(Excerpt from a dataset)
****************
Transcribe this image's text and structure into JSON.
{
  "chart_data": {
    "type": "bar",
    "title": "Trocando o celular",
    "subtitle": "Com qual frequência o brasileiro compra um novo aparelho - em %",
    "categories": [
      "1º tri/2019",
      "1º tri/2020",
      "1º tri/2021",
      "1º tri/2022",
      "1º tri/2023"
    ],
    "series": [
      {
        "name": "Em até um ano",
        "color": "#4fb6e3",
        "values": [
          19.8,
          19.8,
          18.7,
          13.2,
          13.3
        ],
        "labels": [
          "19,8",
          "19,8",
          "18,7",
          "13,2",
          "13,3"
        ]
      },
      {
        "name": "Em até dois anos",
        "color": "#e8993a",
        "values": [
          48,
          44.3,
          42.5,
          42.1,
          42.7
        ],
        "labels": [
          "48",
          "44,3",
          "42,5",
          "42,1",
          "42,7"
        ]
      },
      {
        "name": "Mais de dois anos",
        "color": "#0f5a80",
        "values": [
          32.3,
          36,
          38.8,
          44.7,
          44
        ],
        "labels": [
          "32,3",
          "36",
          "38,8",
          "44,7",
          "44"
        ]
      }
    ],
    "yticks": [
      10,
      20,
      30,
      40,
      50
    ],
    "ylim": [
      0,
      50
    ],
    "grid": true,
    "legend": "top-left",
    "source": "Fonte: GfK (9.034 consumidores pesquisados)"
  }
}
****************
_Task description_
Filter the records for lines holding the string "anos". Copy each one.

_Expected output_
        "name": "Em até dois anos",
        "name": "Mais de dois anos",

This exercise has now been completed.